The exercise
Write the material out again, line by line, exactly as it is.
○ ○ ○
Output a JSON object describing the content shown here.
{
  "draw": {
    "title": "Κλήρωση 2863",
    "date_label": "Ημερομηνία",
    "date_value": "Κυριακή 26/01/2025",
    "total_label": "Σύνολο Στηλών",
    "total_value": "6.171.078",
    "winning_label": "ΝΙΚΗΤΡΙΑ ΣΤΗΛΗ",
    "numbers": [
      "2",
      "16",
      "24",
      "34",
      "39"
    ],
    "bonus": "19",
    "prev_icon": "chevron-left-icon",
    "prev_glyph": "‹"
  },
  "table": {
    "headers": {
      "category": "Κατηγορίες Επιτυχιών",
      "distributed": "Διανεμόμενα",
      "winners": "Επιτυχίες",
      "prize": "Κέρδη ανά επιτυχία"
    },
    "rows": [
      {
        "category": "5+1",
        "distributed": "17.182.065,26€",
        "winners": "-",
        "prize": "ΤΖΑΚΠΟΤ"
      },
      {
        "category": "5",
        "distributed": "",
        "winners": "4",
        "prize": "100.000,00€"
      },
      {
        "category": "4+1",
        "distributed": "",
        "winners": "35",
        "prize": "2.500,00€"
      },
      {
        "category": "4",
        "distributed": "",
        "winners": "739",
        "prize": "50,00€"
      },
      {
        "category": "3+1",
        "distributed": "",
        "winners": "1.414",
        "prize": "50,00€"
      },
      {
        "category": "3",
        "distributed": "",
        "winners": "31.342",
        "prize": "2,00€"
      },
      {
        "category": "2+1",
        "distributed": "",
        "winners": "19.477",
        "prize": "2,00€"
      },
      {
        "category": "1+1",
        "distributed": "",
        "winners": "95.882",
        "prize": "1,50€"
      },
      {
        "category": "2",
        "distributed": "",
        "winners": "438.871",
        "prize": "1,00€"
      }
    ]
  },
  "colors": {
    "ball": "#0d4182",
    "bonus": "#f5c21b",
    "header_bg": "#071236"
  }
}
○ ○ ○
Exercise answer
Output a JSON object describing the content shown here.
{
  "draw": {
    "title": "Κλήρωση 2863",
    "date_label": "Ημερομηνία",
    "date_value": "Κυριακή 26/01/2025",
    "total_label": "Σύνολο Στηλών",
    "total_value": "6.171.078",
    "winning_label": "ΝΙΚΗΤΡΙΑ ΣΤΗΛΗ",
    "numbers": [
      "2",
      "16",
      "24",
      "34",
      "39"
    ],
    "bonus": "19",
    "prev_icon": "chevron-left-icon",
    "prev_glyph": "‹"
  },
  "table": {
    "headers": {
      "category": "Κατηγορίες Επιτυχιών",
      "distributed": "Διανεμόμενα",
      "winners": "Επιτυχίες",
      "prize": "Κέρδη ανά επιτυχία"
    },
    "rows": [
      {
        "category": "5+1",
        "distributed": "17.182.065,26€",
        "winners": "-",
        "prize": "ΤΖΑΚΠΟΤ"
      },
      {
        "category": "5",
        "distributed": "",
        "winners": "4",
        "prize": "100.000,00€"
      },
      {
        "category": "4+1",
        "distributed": "",
        "winners": "35",
        "prize": "2.500,00€"
      },
      {
        "category": "4",
        "distributed": "",
        "winners": "739",
        "prize": "50,00€"
      },
      {
        "category": "3+1",
        "distributed": "",
        "winners": "1.414",
        "prize": "50,00€"
      },
      {
        "category": "3",
        "distributed": "",
        "winners": "31.342",
        "prize": "2,00€"
      },
      {
        "category": "2+1",
        "distributed": "",
        "winners": "19.477",
        "prize": "2,00€"
      },
      {
        "category": "1+1",
        "distributed": "",
        "winners": "95.882",
        "prize": "1,50€"
      },
      {
        "category": "2",
        "distributed": "",
        "winners": "438.871",
        "prize": "1,00€"
      }
    ]
  },
  "colors": {
    "ball": "#0d4182",
    "bonus": "#f5c21b",
    "header_bg": "#071236"
  }
}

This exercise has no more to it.